** REQUEST **
Of all the lines in the material, how many include the word "place"? Reply with the number alone.
**** MATERIAL ****
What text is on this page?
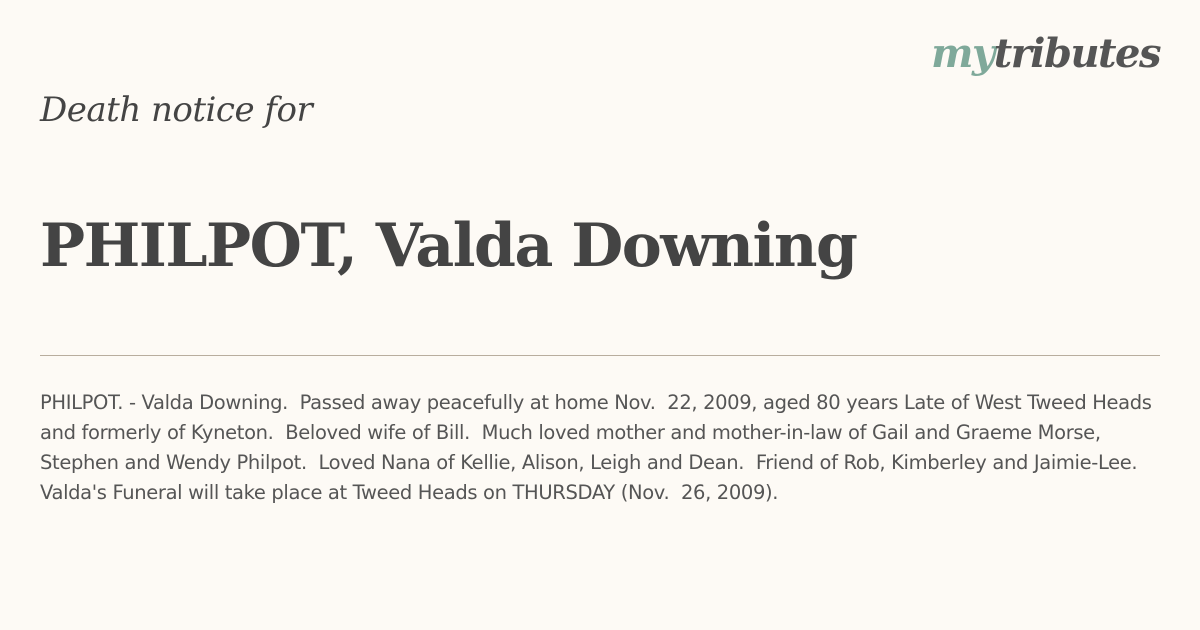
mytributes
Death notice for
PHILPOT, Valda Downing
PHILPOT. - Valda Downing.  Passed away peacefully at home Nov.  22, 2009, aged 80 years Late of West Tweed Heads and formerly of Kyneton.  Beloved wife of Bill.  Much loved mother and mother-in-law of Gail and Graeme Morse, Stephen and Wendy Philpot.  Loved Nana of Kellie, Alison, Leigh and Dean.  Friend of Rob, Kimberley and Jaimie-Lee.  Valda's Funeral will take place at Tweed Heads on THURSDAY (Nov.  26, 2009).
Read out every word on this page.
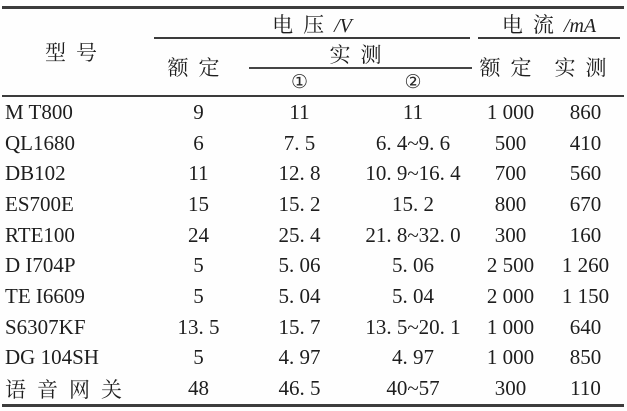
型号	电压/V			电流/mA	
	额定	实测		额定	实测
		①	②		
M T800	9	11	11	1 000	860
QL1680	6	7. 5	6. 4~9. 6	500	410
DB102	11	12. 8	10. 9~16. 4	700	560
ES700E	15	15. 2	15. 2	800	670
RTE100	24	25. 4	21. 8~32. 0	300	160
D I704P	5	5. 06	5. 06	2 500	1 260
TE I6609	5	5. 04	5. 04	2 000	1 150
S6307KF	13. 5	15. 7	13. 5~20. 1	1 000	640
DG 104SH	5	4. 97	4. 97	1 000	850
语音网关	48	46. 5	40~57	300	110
****
**** MATERIAL ****
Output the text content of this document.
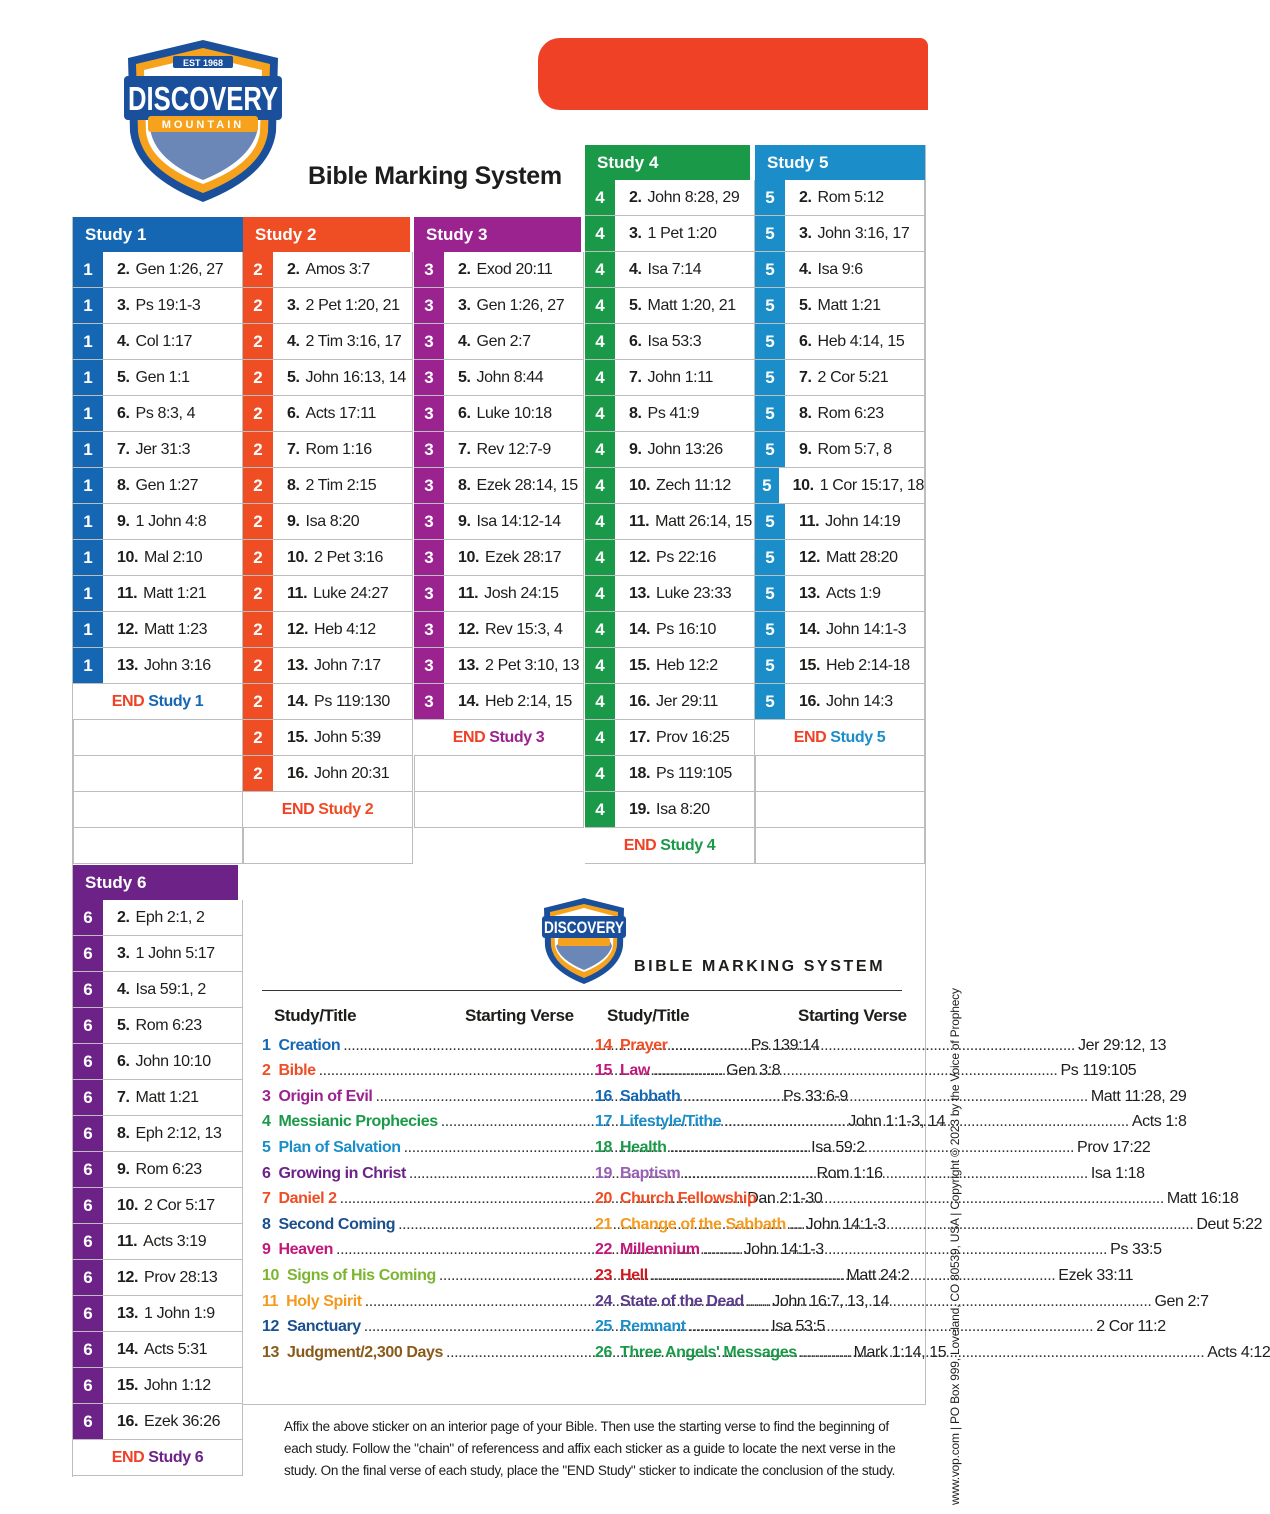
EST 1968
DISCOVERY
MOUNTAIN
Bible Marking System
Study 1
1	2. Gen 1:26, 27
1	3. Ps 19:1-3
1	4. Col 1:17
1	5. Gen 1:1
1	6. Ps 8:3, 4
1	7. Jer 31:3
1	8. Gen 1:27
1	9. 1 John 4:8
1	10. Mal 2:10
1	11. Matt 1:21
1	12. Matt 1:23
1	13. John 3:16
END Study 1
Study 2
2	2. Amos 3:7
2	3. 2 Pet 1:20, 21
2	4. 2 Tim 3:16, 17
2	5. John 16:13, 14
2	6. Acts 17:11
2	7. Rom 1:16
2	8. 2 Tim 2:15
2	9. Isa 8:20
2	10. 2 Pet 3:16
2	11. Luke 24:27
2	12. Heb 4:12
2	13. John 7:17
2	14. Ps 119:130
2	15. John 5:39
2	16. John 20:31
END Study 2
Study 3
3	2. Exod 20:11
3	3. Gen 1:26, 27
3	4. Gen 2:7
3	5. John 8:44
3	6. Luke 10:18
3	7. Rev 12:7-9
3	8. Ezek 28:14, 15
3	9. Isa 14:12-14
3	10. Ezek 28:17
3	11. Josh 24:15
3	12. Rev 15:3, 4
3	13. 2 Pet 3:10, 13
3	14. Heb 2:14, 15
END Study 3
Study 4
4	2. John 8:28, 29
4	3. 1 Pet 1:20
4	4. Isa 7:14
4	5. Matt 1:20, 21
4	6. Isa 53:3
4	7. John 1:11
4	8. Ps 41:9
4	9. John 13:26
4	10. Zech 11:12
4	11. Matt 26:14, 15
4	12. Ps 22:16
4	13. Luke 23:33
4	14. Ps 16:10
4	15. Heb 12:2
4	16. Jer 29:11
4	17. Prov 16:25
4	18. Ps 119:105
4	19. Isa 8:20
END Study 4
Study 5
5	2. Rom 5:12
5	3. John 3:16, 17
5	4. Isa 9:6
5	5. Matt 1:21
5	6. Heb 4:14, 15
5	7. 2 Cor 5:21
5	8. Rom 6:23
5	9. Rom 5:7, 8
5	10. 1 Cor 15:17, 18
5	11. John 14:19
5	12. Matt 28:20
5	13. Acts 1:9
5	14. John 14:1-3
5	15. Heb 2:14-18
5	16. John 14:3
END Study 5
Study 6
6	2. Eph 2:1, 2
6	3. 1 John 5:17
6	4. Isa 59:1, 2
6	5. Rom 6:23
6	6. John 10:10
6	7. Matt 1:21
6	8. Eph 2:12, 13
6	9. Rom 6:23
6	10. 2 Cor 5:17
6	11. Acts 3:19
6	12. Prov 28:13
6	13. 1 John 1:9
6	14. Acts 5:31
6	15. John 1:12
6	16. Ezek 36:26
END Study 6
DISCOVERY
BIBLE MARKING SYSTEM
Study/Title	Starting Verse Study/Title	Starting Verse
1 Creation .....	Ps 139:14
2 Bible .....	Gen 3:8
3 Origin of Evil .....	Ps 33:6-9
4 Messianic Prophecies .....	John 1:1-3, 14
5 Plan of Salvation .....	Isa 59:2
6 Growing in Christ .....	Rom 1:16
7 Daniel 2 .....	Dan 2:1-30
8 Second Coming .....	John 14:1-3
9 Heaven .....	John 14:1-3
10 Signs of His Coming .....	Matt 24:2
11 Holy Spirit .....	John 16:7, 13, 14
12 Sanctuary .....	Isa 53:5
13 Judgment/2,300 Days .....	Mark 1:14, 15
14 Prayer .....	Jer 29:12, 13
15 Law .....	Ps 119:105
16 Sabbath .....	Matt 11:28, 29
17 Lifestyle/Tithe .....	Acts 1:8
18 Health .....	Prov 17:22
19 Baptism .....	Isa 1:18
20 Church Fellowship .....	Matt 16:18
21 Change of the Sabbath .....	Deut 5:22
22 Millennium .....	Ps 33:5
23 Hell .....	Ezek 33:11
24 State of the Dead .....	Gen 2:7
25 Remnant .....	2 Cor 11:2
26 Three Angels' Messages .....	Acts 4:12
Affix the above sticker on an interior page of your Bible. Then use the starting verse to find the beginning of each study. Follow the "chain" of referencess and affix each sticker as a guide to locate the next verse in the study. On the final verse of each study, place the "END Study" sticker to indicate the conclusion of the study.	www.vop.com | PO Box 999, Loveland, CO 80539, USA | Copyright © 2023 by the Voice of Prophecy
****
** TASK OUTPUT **
2